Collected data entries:

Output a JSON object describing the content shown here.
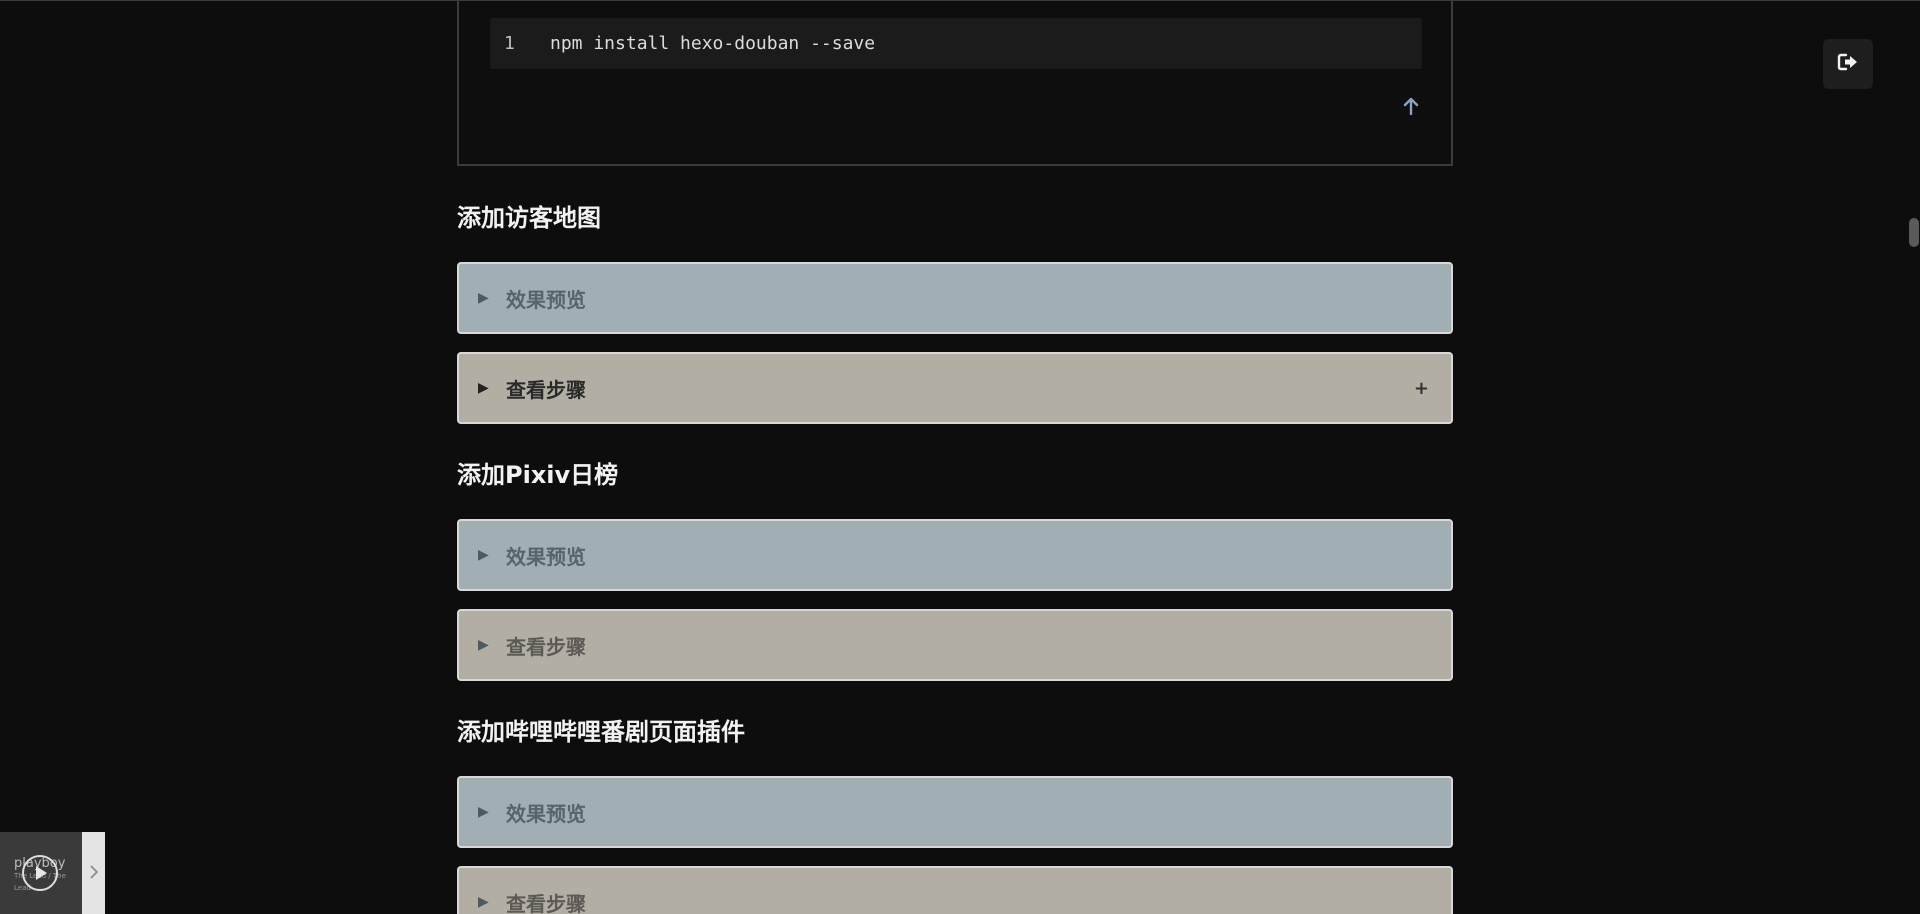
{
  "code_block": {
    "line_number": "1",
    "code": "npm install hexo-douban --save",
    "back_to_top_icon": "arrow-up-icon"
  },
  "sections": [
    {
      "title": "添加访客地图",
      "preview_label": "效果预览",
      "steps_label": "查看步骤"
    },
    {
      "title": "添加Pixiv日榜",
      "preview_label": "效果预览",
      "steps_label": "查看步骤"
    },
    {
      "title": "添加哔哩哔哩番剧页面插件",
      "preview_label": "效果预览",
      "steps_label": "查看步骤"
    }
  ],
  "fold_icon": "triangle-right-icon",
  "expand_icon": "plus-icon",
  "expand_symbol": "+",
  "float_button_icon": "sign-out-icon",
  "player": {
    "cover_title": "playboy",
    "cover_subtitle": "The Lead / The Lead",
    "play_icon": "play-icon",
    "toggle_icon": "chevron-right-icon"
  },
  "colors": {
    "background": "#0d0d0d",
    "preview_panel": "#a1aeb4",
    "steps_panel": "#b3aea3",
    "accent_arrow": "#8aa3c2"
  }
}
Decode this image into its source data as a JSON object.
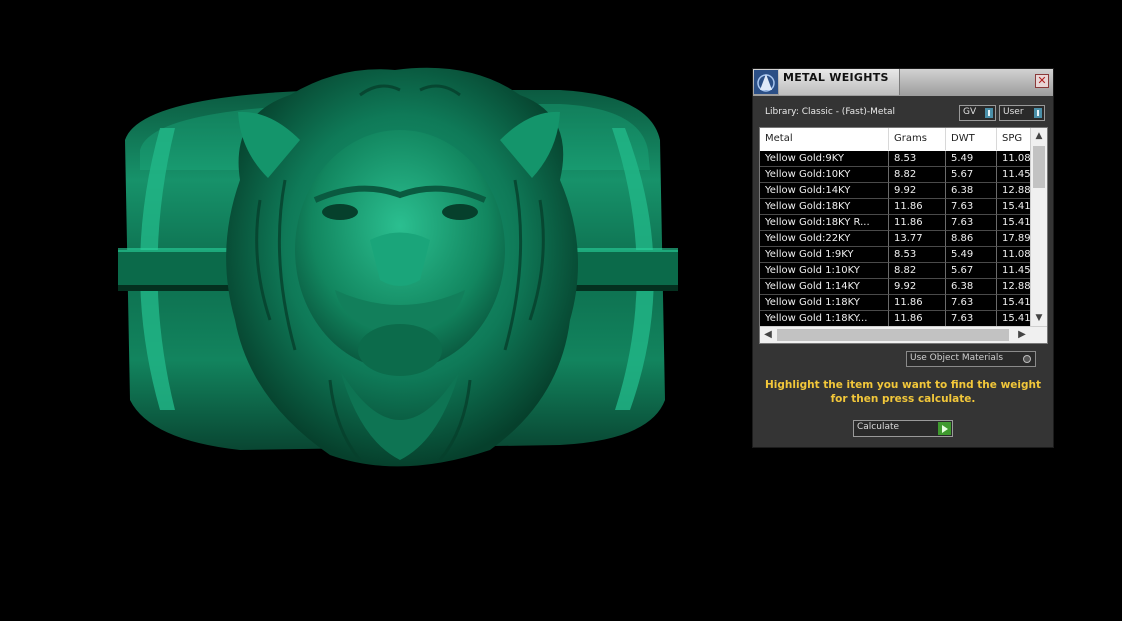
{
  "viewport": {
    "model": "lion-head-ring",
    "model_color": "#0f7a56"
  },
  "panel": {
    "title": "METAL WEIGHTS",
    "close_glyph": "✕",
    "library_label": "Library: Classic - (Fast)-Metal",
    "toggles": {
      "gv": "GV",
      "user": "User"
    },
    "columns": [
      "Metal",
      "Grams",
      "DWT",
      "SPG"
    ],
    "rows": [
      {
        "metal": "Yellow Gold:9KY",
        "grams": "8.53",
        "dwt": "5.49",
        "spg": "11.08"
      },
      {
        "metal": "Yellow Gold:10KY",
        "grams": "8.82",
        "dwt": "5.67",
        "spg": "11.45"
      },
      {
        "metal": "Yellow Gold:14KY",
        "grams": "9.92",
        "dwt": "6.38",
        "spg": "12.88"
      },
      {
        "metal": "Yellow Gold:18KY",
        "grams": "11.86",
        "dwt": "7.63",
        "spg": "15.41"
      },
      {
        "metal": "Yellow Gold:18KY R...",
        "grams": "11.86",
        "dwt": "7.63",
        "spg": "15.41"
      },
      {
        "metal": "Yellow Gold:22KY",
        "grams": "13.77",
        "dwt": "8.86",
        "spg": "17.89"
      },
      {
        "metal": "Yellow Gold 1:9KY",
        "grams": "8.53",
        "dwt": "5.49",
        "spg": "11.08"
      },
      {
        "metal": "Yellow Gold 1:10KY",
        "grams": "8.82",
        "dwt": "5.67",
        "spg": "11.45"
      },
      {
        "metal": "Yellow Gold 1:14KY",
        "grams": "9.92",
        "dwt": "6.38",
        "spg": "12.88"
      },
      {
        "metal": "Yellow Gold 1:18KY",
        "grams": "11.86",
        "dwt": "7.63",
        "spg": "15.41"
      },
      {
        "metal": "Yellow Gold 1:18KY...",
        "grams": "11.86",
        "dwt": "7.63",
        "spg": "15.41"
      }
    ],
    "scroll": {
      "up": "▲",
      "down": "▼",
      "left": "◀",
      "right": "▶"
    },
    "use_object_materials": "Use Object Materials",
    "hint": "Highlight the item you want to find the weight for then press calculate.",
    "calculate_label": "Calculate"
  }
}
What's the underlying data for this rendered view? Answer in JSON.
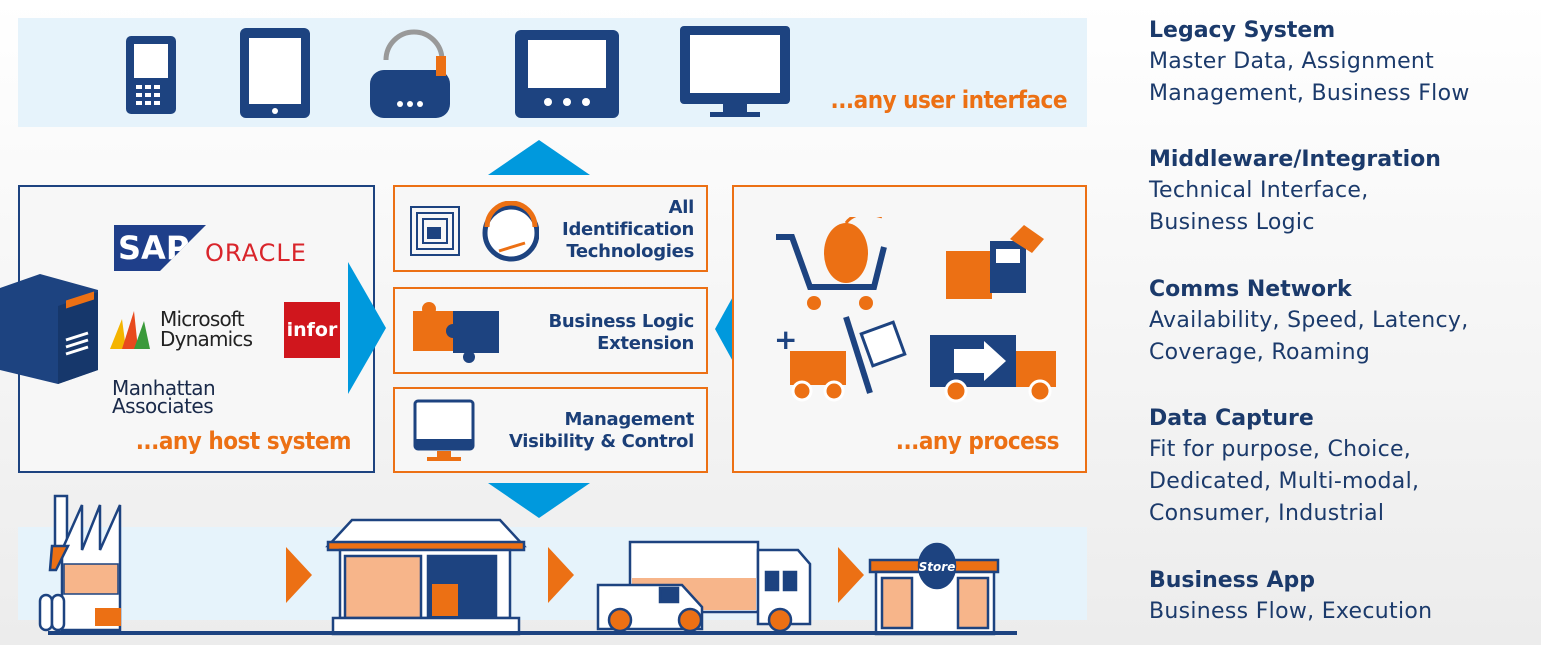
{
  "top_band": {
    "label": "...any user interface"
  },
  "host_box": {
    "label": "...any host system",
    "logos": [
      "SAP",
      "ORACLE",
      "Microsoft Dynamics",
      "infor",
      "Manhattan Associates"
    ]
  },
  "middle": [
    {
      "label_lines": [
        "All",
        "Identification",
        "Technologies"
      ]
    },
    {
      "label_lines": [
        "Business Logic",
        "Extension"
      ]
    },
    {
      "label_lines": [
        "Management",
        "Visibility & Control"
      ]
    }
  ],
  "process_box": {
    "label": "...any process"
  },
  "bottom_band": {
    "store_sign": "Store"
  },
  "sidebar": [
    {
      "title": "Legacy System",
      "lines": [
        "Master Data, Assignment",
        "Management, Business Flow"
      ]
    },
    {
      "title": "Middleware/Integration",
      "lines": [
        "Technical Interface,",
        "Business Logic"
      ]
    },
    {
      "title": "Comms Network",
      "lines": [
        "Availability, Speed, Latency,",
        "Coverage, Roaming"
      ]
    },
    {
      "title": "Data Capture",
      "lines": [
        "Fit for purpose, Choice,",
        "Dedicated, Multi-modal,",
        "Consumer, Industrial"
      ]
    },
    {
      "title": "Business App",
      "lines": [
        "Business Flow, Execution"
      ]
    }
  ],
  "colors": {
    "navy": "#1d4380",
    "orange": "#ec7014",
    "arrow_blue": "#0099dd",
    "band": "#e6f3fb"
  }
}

Aim:
Quote, without alteration, the lines running from the line containing "What's the underlying" to the last line of the entries, and include no pictures.

Solution below:
What's the underlying data for this rendered view? Answer in JSON.
{
  "top_band": {
    "label": "...any user interface"
  },
  "host_box": {
    "label": "...any host system",
    "logos": [
      "SAP",
      "ORACLE",
      "Microsoft Dynamics",
      "infor",
      "Manhattan Associates"
    ]
  },
  "middle": [
    {
      "label_lines": [
        "All",
        "Identification",
        "Technologies"
      ]
    },
    {
      "label_lines": [
        "Business Logic",
        "Extension"
      ]
    },
    {
      "label_lines": [
        "Management",
        "Visibility & Control"
      ]
    }
  ],
  "process_box": {
    "label": "...any process"
  },
  "bottom_band": {
    "store_sign": "Store"
  },
  "sidebar": [
    {
      "title": "Legacy System",
      "lines": [
        "Master Data, Assignment",
        "Management, Business Flow"
      ]
    },
    {
      "title": "Middleware/Integration",
      "lines": [
        "Technical Interface,",
        "Business Logic"
      ]
    },
    {
      "title": "Comms Network",
      "lines": [
        "Availability, Speed, Latency,",
        "Coverage, Roaming"
      ]
    },
    {
      "title": "Data Capture",
      "lines": [
        "Fit for purpose, Choice,",
        "Dedicated, Multi-modal,",
        "Consumer, Industrial"
      ]
    },
    {
      "title": "Business App",
      "lines": [
        "Business Flow, Execution"
      ]
    }
  ],
  "colors": {
    "navy": "#1d4380",
    "orange": "#ec7014",
    "arrow_blue": "#0099dd",
    "band": "#e6f3fb"
  }
}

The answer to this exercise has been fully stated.